Task material:
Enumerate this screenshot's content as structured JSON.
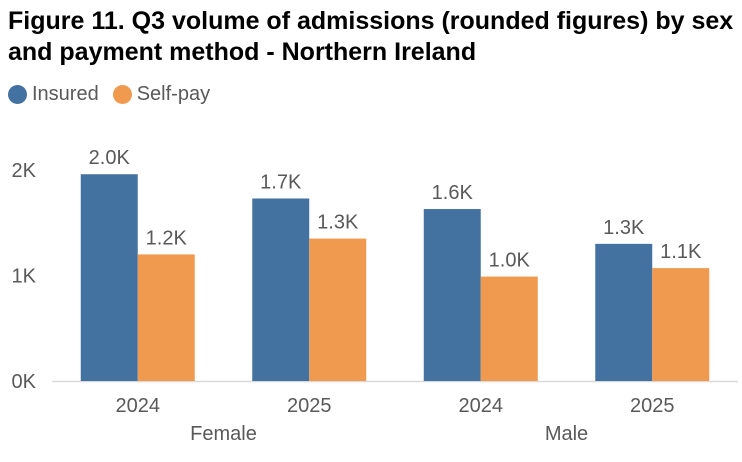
{
  "chart_data": {
    "type": "bar",
    "title": "Figure 11. Q3 volume of admissions (rounded figures) by sex and payment method - Northern Ireland",
    "categories": [
      "2024",
      "2025",
      "2024",
      "2025"
    ],
    "groups": [
      {
        "label": "Female",
        "span": [
          0,
          1
        ]
      },
      {
        "label": "Male",
        "span": [
          2,
          3
        ]
      }
    ],
    "series": [
      {
        "name": "Insured",
        "color": "#4472a0",
        "values": [
          1960,
          1730,
          1630,
          1300
        ],
        "labels": [
          "2.0K",
          "1.7K",
          "1.6K",
          "1.3K"
        ]
      },
      {
        "name": "Self-pay",
        "color": "#f09a50",
        "values": [
          1200,
          1350,
          990,
          1070
        ],
        "labels": [
          "1.2K",
          "1.3K",
          "1.0K",
          "1.1K"
        ]
      }
    ],
    "ylim": [
      0,
      2000
    ],
    "yticks": [
      0,
      1000,
      2000
    ],
    "ytick_labels": [
      "0K",
      "1K",
      "2K"
    ],
    "legend_position": "top-left",
    "grid": false
  }
}
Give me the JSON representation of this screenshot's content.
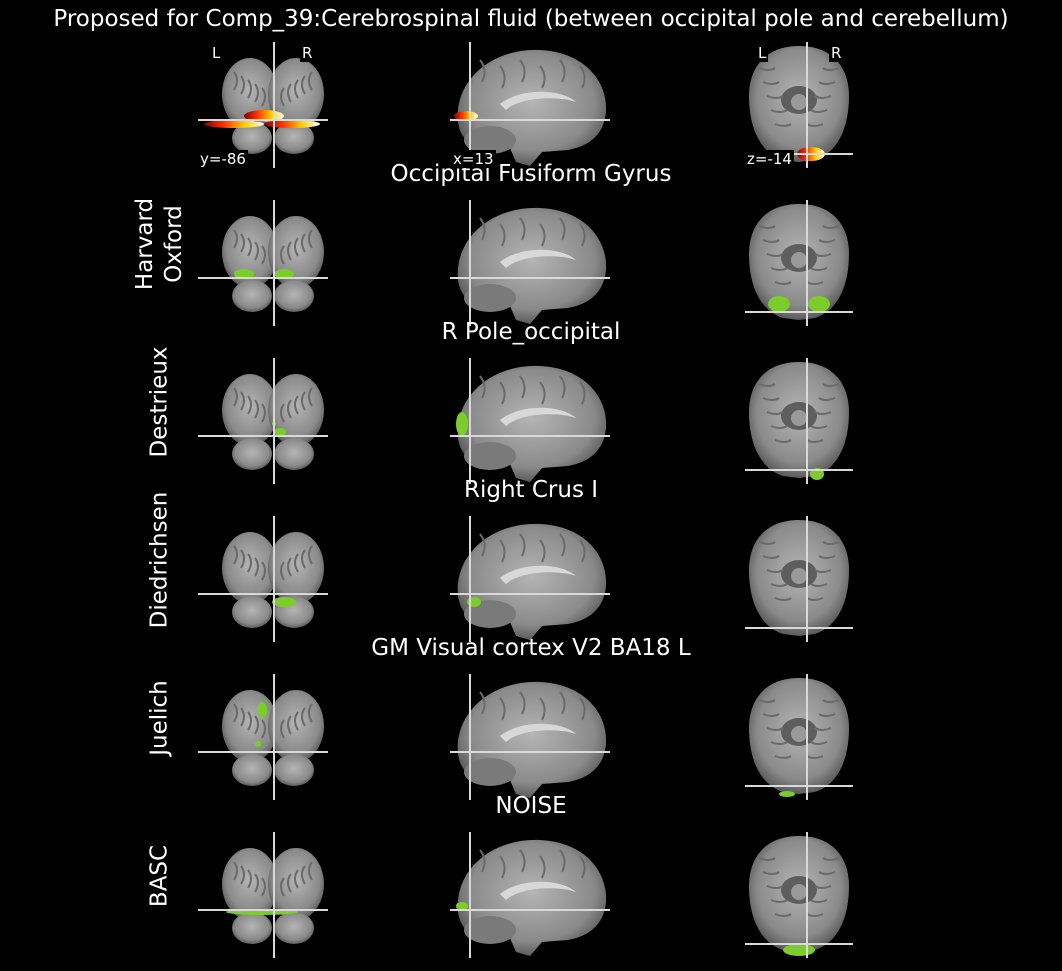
{
  "title": "Proposed for Comp_39:Cerebrospinal fluid (between occipital pole and cerebellum)",
  "coords": {
    "y": "y=-86",
    "x": "x=13",
    "z": "z=-14"
  },
  "orientation": {
    "left": "L",
    "right": "R"
  },
  "colors": {
    "background": "#000000",
    "crosshair": "#d9d9d9",
    "brain_tissue": "#8a8a8a",
    "atlas_overlay": "#7ccd2c",
    "component_hot": [
      "#8b0000",
      "#ff3300",
      "#ffcc00",
      "#ffffff"
    ]
  },
  "rows": [
    {
      "atlas": "",
      "region": ""
    },
    {
      "atlas": "Harvard\nOxford",
      "region": "Occipital Fusiform Gyrus"
    },
    {
      "atlas": "Destrieux",
      "region": "R Pole_occipital"
    },
    {
      "atlas": "Diedrichsen",
      "region": "Right Crus I"
    },
    {
      "atlas": "Juelich",
      "region": "GM Visual cortex V2 BA18 L"
    },
    {
      "atlas": "BASC",
      "region": "NOISE"
    }
  ]
}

Directions:
Locate the line containing "Give me the" in the material above, then repeat it and every later line exactly, with no pictures.

Exercise response:
Give me the JSON representation of this screenshot's content.
{
  "title": "Proposed for Comp_39:Cerebrospinal fluid (between occipital pole and cerebellum)",
  "coords": {
    "y": "y=-86",
    "x": "x=13",
    "z": "z=-14"
  },
  "orientation": {
    "left": "L",
    "right": "R"
  },
  "colors": {
    "background": "#000000",
    "crosshair": "#d9d9d9",
    "brain_tissue": "#8a8a8a",
    "atlas_overlay": "#7ccd2c",
    "component_hot": [
      "#8b0000",
      "#ff3300",
      "#ffcc00",
      "#ffffff"
    ]
  },
  "rows": [
    {
      "atlas": "",
      "region": ""
    },
    {
      "atlas": "Harvard\nOxford",
      "region": "Occipital Fusiform Gyrus"
    },
    {
      "atlas": "Destrieux",
      "region": "R Pole_occipital"
    },
    {
      "atlas": "Diedrichsen",
      "region": "Right Crus I"
    },
    {
      "atlas": "Juelich",
      "region": "GM Visual cortex V2 BA18 L"
    },
    {
      "atlas": "BASC",
      "region": "NOISE"
    }
  ]
}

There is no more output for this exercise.